* **What is required**
Search the material below for the word "with" and copy every line in which it occurs.

* **Source material**

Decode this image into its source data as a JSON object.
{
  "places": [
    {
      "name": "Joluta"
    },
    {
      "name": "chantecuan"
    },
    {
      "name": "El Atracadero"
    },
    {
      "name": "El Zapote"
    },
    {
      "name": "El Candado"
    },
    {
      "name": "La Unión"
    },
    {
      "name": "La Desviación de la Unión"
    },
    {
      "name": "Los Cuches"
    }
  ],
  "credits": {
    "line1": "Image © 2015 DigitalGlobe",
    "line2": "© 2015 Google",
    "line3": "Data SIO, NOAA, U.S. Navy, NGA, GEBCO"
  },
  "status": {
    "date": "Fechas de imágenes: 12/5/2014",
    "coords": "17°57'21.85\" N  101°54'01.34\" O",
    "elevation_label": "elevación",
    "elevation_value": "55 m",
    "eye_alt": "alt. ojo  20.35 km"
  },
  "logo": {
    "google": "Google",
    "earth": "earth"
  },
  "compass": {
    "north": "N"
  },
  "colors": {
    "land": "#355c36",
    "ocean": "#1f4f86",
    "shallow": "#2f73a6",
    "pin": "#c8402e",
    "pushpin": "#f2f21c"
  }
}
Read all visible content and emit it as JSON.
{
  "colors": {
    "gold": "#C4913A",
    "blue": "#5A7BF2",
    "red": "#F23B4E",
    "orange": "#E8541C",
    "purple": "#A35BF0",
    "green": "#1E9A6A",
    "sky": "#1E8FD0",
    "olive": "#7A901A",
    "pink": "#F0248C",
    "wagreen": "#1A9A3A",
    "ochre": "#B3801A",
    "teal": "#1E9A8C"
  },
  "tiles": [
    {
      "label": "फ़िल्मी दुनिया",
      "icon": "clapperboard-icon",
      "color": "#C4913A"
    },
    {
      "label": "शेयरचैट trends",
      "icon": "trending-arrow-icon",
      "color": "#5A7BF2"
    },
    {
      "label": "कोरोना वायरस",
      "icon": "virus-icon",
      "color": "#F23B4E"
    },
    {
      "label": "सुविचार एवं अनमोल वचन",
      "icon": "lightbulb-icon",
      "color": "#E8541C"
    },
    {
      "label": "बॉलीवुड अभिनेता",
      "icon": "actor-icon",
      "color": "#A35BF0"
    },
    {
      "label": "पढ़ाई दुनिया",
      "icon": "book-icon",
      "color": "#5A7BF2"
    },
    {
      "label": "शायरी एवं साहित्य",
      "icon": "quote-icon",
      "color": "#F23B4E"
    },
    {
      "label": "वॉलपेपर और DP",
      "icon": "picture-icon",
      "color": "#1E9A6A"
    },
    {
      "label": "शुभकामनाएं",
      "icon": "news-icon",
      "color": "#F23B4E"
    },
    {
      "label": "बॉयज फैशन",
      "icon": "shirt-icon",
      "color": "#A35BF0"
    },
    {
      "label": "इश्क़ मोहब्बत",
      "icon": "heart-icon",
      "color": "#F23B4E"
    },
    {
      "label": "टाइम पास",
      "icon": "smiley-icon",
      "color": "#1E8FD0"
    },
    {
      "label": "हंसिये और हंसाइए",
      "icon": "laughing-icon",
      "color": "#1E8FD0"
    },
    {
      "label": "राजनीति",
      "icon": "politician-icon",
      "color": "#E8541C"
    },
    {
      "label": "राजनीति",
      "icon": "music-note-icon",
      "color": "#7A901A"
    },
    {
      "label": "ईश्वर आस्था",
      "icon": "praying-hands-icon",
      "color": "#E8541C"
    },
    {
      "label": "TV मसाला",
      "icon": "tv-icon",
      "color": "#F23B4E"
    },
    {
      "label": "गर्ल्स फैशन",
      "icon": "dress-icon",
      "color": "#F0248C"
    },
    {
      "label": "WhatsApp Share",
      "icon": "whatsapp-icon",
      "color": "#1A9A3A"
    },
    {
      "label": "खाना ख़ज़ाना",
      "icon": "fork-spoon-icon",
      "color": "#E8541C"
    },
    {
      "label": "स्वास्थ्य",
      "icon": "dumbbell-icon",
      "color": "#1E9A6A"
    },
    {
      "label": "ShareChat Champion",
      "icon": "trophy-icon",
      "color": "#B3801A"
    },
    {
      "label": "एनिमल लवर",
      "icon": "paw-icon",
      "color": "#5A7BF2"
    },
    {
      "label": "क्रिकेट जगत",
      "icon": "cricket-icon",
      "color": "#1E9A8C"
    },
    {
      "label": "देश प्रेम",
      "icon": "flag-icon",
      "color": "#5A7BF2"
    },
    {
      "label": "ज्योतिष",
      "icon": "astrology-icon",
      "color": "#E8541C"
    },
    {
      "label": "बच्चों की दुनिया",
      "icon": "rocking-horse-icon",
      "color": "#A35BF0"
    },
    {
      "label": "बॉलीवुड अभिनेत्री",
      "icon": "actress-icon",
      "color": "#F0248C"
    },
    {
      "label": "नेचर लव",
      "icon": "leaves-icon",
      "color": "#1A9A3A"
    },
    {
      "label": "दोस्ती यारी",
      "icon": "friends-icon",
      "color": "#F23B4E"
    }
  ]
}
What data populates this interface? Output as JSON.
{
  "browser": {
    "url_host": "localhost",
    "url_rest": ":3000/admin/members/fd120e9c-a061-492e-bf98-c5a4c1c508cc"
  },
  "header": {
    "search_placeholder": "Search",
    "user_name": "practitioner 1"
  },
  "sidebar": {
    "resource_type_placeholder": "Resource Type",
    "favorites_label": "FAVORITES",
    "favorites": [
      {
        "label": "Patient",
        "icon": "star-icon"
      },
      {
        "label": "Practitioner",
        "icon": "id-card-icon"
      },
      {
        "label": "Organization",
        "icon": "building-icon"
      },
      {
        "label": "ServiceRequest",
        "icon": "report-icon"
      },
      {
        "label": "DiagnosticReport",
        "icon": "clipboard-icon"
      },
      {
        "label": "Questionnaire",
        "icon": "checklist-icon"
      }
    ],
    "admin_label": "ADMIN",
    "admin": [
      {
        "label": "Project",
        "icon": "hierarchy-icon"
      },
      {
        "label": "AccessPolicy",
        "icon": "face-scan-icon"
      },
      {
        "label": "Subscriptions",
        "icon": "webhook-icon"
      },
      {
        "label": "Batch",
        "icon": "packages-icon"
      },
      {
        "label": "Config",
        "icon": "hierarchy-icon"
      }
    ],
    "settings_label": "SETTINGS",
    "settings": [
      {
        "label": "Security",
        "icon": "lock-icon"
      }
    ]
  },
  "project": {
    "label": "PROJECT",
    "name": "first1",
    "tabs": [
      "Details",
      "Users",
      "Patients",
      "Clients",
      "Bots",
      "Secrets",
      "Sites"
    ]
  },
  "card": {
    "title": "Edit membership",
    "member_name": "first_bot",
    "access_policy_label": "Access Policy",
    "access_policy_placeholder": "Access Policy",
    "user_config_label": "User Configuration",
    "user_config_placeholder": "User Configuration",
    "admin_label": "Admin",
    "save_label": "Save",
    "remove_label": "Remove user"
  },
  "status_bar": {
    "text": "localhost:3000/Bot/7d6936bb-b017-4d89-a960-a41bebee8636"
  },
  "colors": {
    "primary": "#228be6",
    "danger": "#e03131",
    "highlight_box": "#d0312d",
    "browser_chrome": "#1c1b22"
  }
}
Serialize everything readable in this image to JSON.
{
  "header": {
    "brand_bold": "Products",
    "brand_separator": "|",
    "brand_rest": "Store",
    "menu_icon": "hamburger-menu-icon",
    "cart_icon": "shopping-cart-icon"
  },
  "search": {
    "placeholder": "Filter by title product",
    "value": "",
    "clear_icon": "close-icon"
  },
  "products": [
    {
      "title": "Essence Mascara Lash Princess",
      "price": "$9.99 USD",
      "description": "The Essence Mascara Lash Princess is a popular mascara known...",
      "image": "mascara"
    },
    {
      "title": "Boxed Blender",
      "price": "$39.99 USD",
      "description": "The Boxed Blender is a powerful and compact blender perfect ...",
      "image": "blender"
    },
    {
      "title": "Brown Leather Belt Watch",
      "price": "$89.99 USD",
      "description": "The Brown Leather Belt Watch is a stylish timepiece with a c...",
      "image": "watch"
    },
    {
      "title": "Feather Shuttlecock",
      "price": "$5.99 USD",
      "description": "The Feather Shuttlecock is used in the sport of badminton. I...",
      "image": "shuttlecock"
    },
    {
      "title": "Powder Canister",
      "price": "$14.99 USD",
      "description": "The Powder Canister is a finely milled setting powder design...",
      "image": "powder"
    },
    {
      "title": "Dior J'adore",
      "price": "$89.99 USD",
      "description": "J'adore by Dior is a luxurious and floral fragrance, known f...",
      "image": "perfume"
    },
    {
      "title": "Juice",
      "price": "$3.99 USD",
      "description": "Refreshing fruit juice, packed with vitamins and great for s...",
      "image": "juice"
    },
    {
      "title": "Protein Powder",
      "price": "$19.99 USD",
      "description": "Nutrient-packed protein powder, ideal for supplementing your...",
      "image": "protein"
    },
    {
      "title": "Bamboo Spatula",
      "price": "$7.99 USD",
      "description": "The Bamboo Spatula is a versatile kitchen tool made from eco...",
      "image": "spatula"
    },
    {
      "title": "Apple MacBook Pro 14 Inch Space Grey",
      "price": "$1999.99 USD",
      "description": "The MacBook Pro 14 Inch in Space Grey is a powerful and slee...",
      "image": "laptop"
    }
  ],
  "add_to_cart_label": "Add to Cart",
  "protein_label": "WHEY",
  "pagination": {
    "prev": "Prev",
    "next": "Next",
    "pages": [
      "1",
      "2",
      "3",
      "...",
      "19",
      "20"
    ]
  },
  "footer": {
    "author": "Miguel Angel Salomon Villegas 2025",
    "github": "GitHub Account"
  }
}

* **Task result**
      "description": "The Brown Leather Belt Watch is a stylish timepiece with a c...",
      "description": "Refreshing fruit juice, packed with vitamins and great for s...",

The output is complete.